Do this -
Repeat each entry as written and leave the images out of the copy.

Stored data
Begin

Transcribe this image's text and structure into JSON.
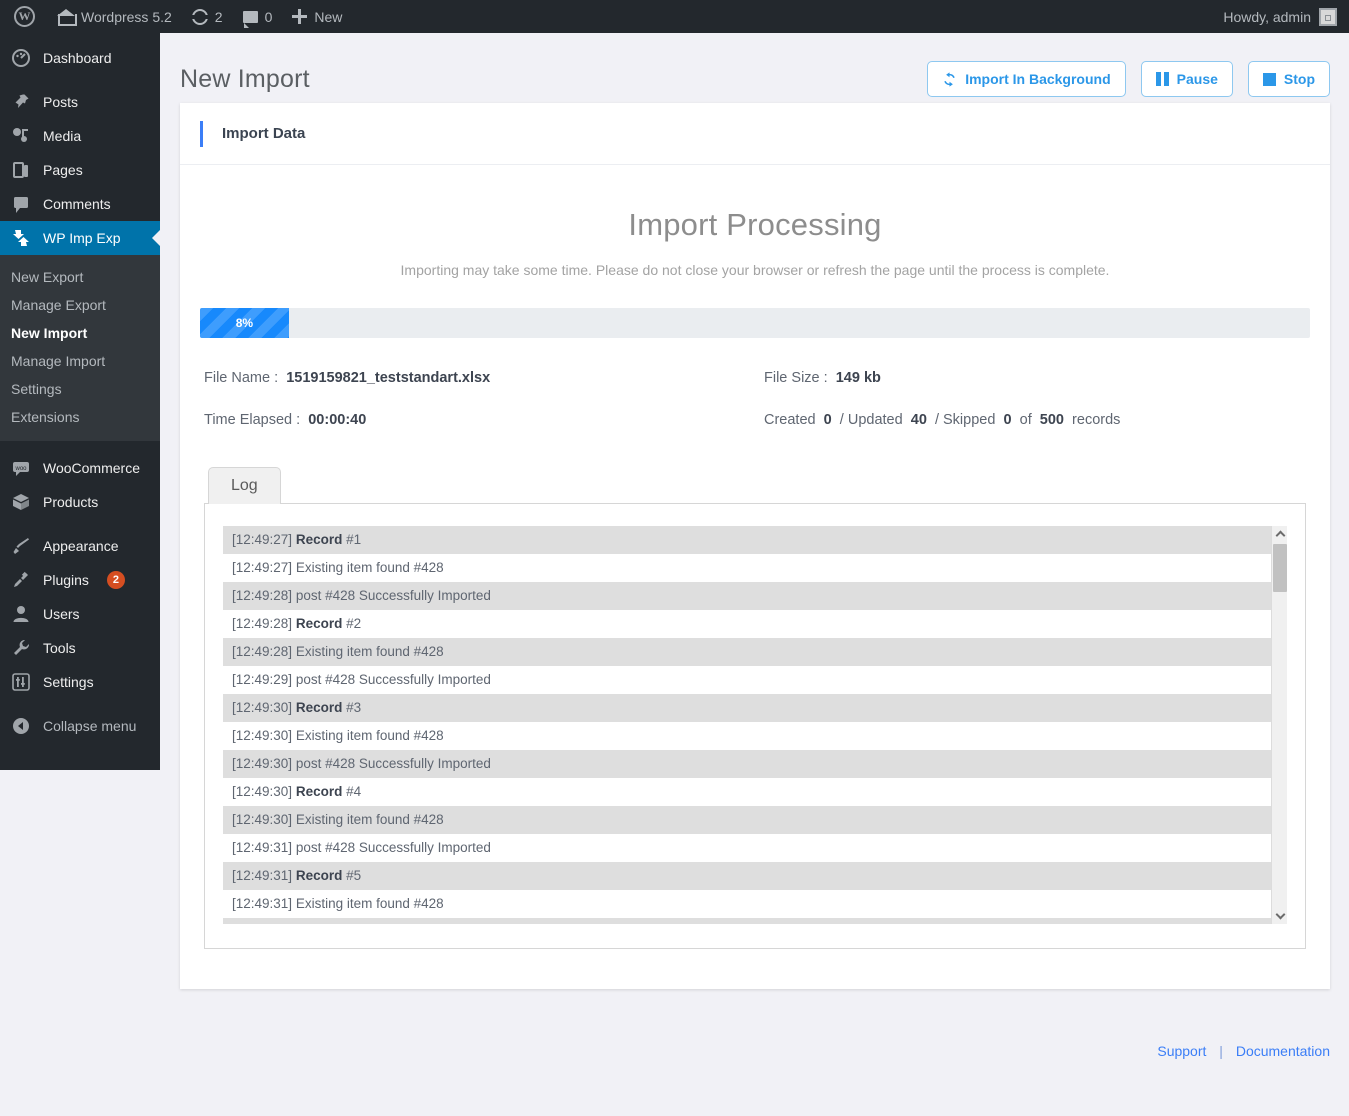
{
  "adminbar": {
    "site_name": "Wordpress 5.2",
    "updates_count": "2",
    "comments_count": "0",
    "new_label": "New",
    "howdy": "Howdy, admin"
  },
  "sidebar": {
    "items": [
      {
        "label": "Dashboard",
        "icon": "dashboard-icon"
      },
      {
        "label": "Posts",
        "icon": "posts-pin-icon"
      },
      {
        "label": "Media",
        "icon": "media-icon"
      },
      {
        "label": "Pages",
        "icon": "pages-icon"
      },
      {
        "label": "Comments",
        "icon": "comments-icon"
      },
      {
        "label": "WP Imp Exp",
        "icon": "import-export-icon"
      },
      {
        "label": "WooCommerce",
        "icon": "woocommerce-icon"
      },
      {
        "label": "Products",
        "icon": "products-box-icon"
      },
      {
        "label": "Appearance",
        "icon": "appearance-brush-icon"
      },
      {
        "label": "Plugins",
        "icon": "plugins-plug-icon",
        "badge": "2"
      },
      {
        "label": "Users",
        "icon": "users-icon"
      },
      {
        "label": "Tools",
        "icon": "tools-wrench-icon"
      },
      {
        "label": "Settings",
        "icon": "settings-sliders-icon"
      },
      {
        "label": "Collapse menu",
        "icon": "collapse-arrow-icon"
      }
    ],
    "submenu": [
      {
        "label": "New Export",
        "current": false
      },
      {
        "label": "Manage Export",
        "current": false
      },
      {
        "label": "New Import",
        "current": true
      },
      {
        "label": "Manage Import",
        "current": false
      },
      {
        "label": "Settings",
        "current": false
      },
      {
        "label": "Extensions",
        "current": false
      }
    ]
  },
  "header": {
    "page_title": "New Import",
    "buttons": {
      "import_background": "Import In Background",
      "pause": "Pause",
      "stop": "Stop"
    }
  },
  "card": {
    "header_title": "Import Data",
    "heading": "Import Processing",
    "subheading": "Importing may take some time. Please do not close your browser or refresh the page until the process is complete.",
    "progress": {
      "percent_label": "8%",
      "percent_value": 8,
      "bar_color": "#1789fc",
      "track_color": "#eaedf0"
    },
    "info": {
      "file_name_label": "File Name :",
      "file_name_value": "1519159821_teststandart.xlsx",
      "file_size_label": "File Size :",
      "file_size_value": "149 kb",
      "time_elapsed_label": "Time Elapsed :",
      "time_elapsed_value": "00:00:40",
      "created_label": "Created",
      "created_value": "0",
      "updated_label": "Updated",
      "updated_value": "40",
      "skipped_label": "Skipped",
      "skipped_value": "0",
      "of_label": "of",
      "total_value": "500",
      "records_label": "records",
      "slash": "/"
    },
    "tab_label": "Log",
    "log_rows": [
      {
        "time": "[12:49:27]",
        "bold": "Record",
        "rest": " #1"
      },
      {
        "time": "[12:49:27]",
        "bold": "",
        "rest": " Existing item found #428"
      },
      {
        "time": "[12:49:28]",
        "bold": "",
        "rest": " post #428 Successfully Imported"
      },
      {
        "time": "[12:49:28]",
        "bold": "Record",
        "rest": " #2"
      },
      {
        "time": "[12:49:28]",
        "bold": "",
        "rest": " Existing item found #428"
      },
      {
        "time": "[12:49:29]",
        "bold": "",
        "rest": " post #428 Successfully Imported"
      },
      {
        "time": "[12:49:30]",
        "bold": "Record",
        "rest": " #3"
      },
      {
        "time": "[12:49:30]",
        "bold": "",
        "rest": " Existing item found #428"
      },
      {
        "time": "[12:49:30]",
        "bold": "",
        "rest": " post #428 Successfully Imported"
      },
      {
        "time": "[12:49:30]",
        "bold": "Record",
        "rest": " #4"
      },
      {
        "time": "[12:49:30]",
        "bold": "",
        "rest": " Existing item found #428"
      },
      {
        "time": "[12:49:31]",
        "bold": "",
        "rest": " post #428 Successfully Imported"
      },
      {
        "time": "[12:49:31]",
        "bold": "Record",
        "rest": " #5"
      },
      {
        "time": "[12:49:31]",
        "bold": "",
        "rest": " Existing item found #428"
      },
      {
        "time": "",
        "bold": "",
        "rest": ""
      }
    ]
  },
  "footer": {
    "support": "Support",
    "separator": "|",
    "documentation": "Documentation"
  }
}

End

Expected answer -
Transcribe this image's text and structure into JSON.
{
  "adminbar": {
    "site_name": "Wordpress 5.2",
    "updates_count": "2",
    "comments_count": "0",
    "new_label": "New",
    "howdy": "Howdy, admin"
  },
  "sidebar": {
    "items": [
      {
        "label": "Dashboard",
        "icon": "dashboard-icon"
      },
      {
        "label": "Posts",
        "icon": "posts-pin-icon"
      },
      {
        "label": "Media",
        "icon": "media-icon"
      },
      {
        "label": "Pages",
        "icon": "pages-icon"
      },
      {
        "label": "Comments",
        "icon": "comments-icon"
      },
      {
        "label": "WP Imp Exp",
        "icon": "import-export-icon"
      },
      {
        "label": "WooCommerce",
        "icon": "woocommerce-icon"
      },
      {
        "label": "Products",
        "icon": "products-box-icon"
      },
      {
        "label": "Appearance",
        "icon": "appearance-brush-icon"
      },
      {
        "label": "Plugins",
        "icon": "plugins-plug-icon",
        "badge": "2"
      },
      {
        "label": "Users",
        "icon": "users-icon"
      },
      {
        "label": "Tools",
        "icon": "tools-wrench-icon"
      },
      {
        "label": "Settings",
        "icon": "settings-sliders-icon"
      },
      {
        "label": "Collapse menu",
        "icon": "collapse-arrow-icon"
      }
    ],
    "submenu": [
      {
        "label": "New Export",
        "current": false
      },
      {
        "label": "Manage Export",
        "current": false
      },
      {
        "label": "New Import",
        "current": true
      },
      {
        "label": "Manage Import",
        "current": false
      },
      {
        "label": "Settings",
        "current": false
      },
      {
        "label": "Extensions",
        "current": false
      }
    ]
  },
  "header": {
    "page_title": "New Import",
    "buttons": {
      "import_background": "Import In Background",
      "pause": "Pause",
      "stop": "Stop"
    }
  },
  "card": {
    "header_title": "Import Data",
    "heading": "Import Processing",
    "subheading": "Importing may take some time. Please do not close your browser or refresh the page until the process is complete.",
    "progress": {
      "percent_label": "8%",
      "percent_value": 8,
      "bar_color": "#1789fc",
      "track_color": "#eaedf0"
    },
    "info": {
      "file_name_label": "File Name :",
      "file_name_value": "1519159821_teststandart.xlsx",
      "file_size_label": "File Size :",
      "file_size_value": "149 kb",
      "time_elapsed_label": "Time Elapsed :",
      "time_elapsed_value": "00:00:40",
      "created_label": "Created",
      "created_value": "0",
      "updated_label": "Updated",
      "updated_value": "40",
      "skipped_label": "Skipped",
      "skipped_value": "0",
      "of_label": "of",
      "total_value": "500",
      "records_label": "records",
      "slash": "/"
    },
    "tab_label": "Log",
    "log_rows": [
      {
        "time": "[12:49:27]",
        "bold": "Record",
        "rest": " #1"
      },
      {
        "time": "[12:49:27]",
        "bold": "",
        "rest": " Existing item found #428"
      },
      {
        "time": "[12:49:28]",
        "bold": "",
        "rest": " post #428 Successfully Imported"
      },
      {
        "time": "[12:49:28]",
        "bold": "Record",
        "rest": " #2"
      },
      {
        "time": "[12:49:28]",
        "bold": "",
        "rest": " Existing item found #428"
      },
      {
        "time": "[12:49:29]",
        "bold": "",
        "rest": " post #428 Successfully Imported"
      },
      {
        "time": "[12:49:30]",
        "bold": "Record",
        "rest": " #3"
      },
      {
        "time": "[12:49:30]",
        "bold": "",
        "rest": " Existing item found #428"
      },
      {
        "time": "[12:49:30]",
        "bold": "",
        "rest": " post #428 Successfully Imported"
      },
      {
        "time": "[12:49:30]",
        "bold": "Record",
        "rest": " #4"
      },
      {
        "time": "[12:49:30]",
        "bold": "",
        "rest": " Existing item found #428"
      },
      {
        "time": "[12:49:31]",
        "bold": "",
        "rest": " post #428 Successfully Imported"
      },
      {
        "time": "[12:49:31]",
        "bold": "Record",
        "rest": " #5"
      },
      {
        "time": "[12:49:31]",
        "bold": "",
        "rest": " Existing item found #428"
      },
      {
        "time": "",
        "bold": "",
        "rest": ""
      }
    ]
  },
  "footer": {
    "support": "Support",
    "separator": "|",
    "documentation": "Documentation"
  }
}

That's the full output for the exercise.